[start GIVEN DATA]
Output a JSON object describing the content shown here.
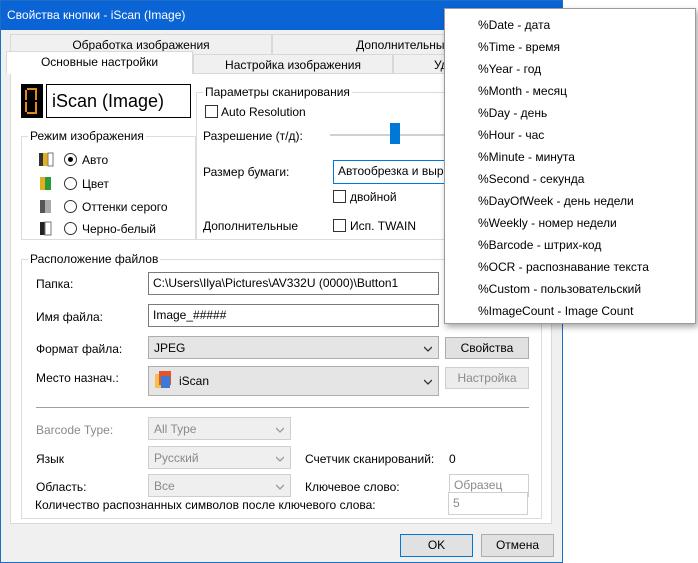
{
  "window": {
    "title": "Свойства кнопки - iScan (Image)"
  },
  "tabs": {
    "row_top": [
      "Обработка изображения",
      "Дополнительные на"
    ],
    "row_bottom": [
      "Основные настройки",
      "Настройка изображения",
      "Уд"
    ]
  },
  "app_name": "iScan (Image)",
  "image_mode": {
    "caption": "Режим изображения",
    "options": [
      "Авто",
      "Цвет",
      "Оттенки серого",
      "Черно-белый"
    ],
    "selected": "Авто"
  },
  "scan_params": {
    "caption": "Параметры сканирования",
    "auto_resolution": "Auto Resolution",
    "resolution_label": "Разрешение (т/д):",
    "paper_label": "Размер бумаги:",
    "paper_value": "Автообрезка и вырав",
    "duplex": "двойной",
    "extra_label": "Дополнительные",
    "twain": "Исп.  TWAIN"
  },
  "file_location": {
    "caption": "Расположение файлов",
    "folder_label": "Папка:",
    "folder_value": "C:\\Users\\Ilya\\Pictures\\AV332U (0000)\\Button1",
    "filename_label": "Имя файла:",
    "filename_value": "Image_#####",
    "format_label": "Формат файла:",
    "format_value": "JPEG",
    "properties_button": "Свойства",
    "dest_label": "Место назнач.:",
    "dest_value": "iScan",
    "settings_button": "Настройка"
  },
  "ocr": {
    "barcode_label": "Barcode Type:",
    "barcode_value": "All Type",
    "lang_label": "Язык",
    "lang_value": "Русский",
    "counter_label": "Счетчик сканирований:",
    "counter_value": "0",
    "area_label": "Область:",
    "area_value": "Все",
    "keyword_label": "Ключевое слово:",
    "keyword_placeholder": "Образец",
    "chars_label": "Количество распознанных символов после ключевого слова:",
    "chars_value": "5"
  },
  "footer": {
    "ok": "OK",
    "cancel": "Отмена"
  },
  "popup_menu": [
    "%Date - дата",
    "%Time - время",
    "%Year - год",
    "%Month - месяц",
    "%Day - день",
    "%Hour - час",
    "%Minute - минута",
    "%Second - секунда",
    "%DayOfWeek - день недели",
    "%Weekly - номер недели",
    "%Barcode - штрих-код",
    "%OCR - распознавание текста",
    "%Custom - пользовательский",
    "%ImageCount - Image Count"
  ],
  "colors": {
    "titlebar": "#0a64d6",
    "slider_thumb": "#0078d7"
  }
}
[end GIVEN DATA]
■ **GOAL OF THE EXERCISE**
Write every record out again exactly; no pictures belong in the copy.

■ **THE SOLUTION**
Output a JSON object describing the content shown here.
{
  "window": {
    "title": "Свойства кнопки - iScan (Image)"
  },
  "tabs": {
    "row_top": [
      "Обработка изображения",
      "Дополнительные на"
    ],
    "row_bottom": [
      "Основные настройки",
      "Настройка изображения",
      "Уд"
    ]
  },
  "app_name": "iScan (Image)",
  "image_mode": {
    "caption": "Режим изображения",
    "options": [
      "Авто",
      "Цвет",
      "Оттенки серого",
      "Черно-белый"
    ],
    "selected": "Авто"
  },
  "scan_params": {
    "caption": "Параметры сканирования",
    "auto_resolution": "Auto Resolution",
    "resolution_label": "Разрешение (т/д):",
    "paper_label": "Размер бумаги:",
    "paper_value": "Автообрезка и вырав",
    "duplex": "двойной",
    "extra_label": "Дополнительные",
    "twain": "Исп.  TWAIN"
  },
  "file_location": {
    "caption": "Расположение файлов",
    "folder_label": "Папка:",
    "folder_value": "C:\\Users\\Ilya\\Pictures\\AV332U (0000)\\Button1",
    "filename_label": "Имя файла:",
    "filename_value": "Image_#####",
    "format_label": "Формат файла:",
    "format_value": "JPEG",
    "properties_button": "Свойства",
    "dest_label": "Место назнач.:",
    "dest_value": "iScan",
    "settings_button": "Настройка"
  },
  "ocr": {
    "barcode_label": "Barcode Type:",
    "barcode_value": "All Type",
    "lang_label": "Язык",
    "lang_value": "Русский",
    "counter_label": "Счетчик сканирований:",
    "counter_value": "0",
    "area_label": "Область:",
    "area_value": "Все",
    "keyword_label": "Ключевое слово:",
    "keyword_placeholder": "Образец",
    "chars_label": "Количество распознанных символов после ключевого слова:",
    "chars_value": "5"
  },
  "footer": {
    "ok": "OK",
    "cancel": "Отмена"
  },
  "popup_menu": [
    "%Date - дата",
    "%Time - время",
    "%Year - год",
    "%Month - месяц",
    "%Day - день",
    "%Hour - час",
    "%Minute - минута",
    "%Second - секунда",
    "%DayOfWeek - день недели",
    "%Weekly - номер недели",
    "%Barcode - штрих-код",
    "%OCR - распознавание текста",
    "%Custom - пользовательский",
    "%ImageCount - Image Count"
  ],
  "colors": {
    "titlebar": "#0a64d6",
    "slider_thumb": "#0078d7"
  }
}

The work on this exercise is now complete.